• What you are asked to do: Write the material out again, line by line, exactly as it is.
#### Entries supplied
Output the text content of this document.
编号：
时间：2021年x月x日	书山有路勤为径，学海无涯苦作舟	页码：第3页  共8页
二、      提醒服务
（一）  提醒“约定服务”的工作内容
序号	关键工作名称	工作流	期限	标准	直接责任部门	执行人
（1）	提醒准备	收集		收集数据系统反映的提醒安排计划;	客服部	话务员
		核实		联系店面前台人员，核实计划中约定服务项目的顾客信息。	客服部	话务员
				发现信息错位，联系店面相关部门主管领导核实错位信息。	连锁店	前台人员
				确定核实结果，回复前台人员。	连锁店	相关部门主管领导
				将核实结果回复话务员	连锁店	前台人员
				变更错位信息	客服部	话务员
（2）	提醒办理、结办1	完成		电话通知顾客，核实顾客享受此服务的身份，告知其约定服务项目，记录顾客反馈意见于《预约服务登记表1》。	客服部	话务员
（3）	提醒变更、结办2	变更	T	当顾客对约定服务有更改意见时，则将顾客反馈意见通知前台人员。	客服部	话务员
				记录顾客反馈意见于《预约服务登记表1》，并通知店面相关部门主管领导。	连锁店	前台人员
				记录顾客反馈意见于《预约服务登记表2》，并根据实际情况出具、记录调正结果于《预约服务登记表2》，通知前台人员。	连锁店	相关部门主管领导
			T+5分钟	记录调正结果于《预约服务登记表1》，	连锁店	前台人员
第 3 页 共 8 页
########
• The solution:
Output the text content of this document.
编号：
时间：2021年x月x日	书山有路勤为径，学海无涯苦作舟	页码：第3页  共8页
二、      提醒服务
（一）  提醒“约定服务”的工作内容
序号	关键工作名称	工作流	期限	标准	直接责任部门	执行人
（1）	提醒准备	收集		收集数据系统反映的提醒安排计划;	客服部	话务员
		核实		联系店面前台人员，核实计划中约定服务项目的顾客信息。	客服部	话务员
				发现信息错位，联系店面相关部门主管领导核实错位信息。	连锁店	前台人员
				确定核实结果，回复前台人员。	连锁店	相关部门主管领导
				将核实结果回复话务员	连锁店	前台人员
				变更错位信息	客服部	话务员
（2）	提醒办理、结办1	完成		电话通知顾客，核实顾客享受此服务的身份，告知其约定服务项目，记录顾客反馈意见于《预约服务登记表1》。	客服部	话务员
（3）	提醒变更、结办2	变更	T	当顾客对约定服务有更改意见时，则将顾客反馈意见通知前台人员。	客服部	话务员
				记录顾客反馈意见于《预约服务登记表1》，并通知店面相关部门主管领导。	连锁店	前台人员
				记录顾客反馈意见于《预约服务登记表2》，并根据实际情况出具、记录调正结果于《预约服务登记表2》，通知前台人员。	连锁店	相关部门主管领导
			T+5分钟	记录调正结果于《预约服务登记表1》，	连锁店	前台人员
第 3 页 共 8 页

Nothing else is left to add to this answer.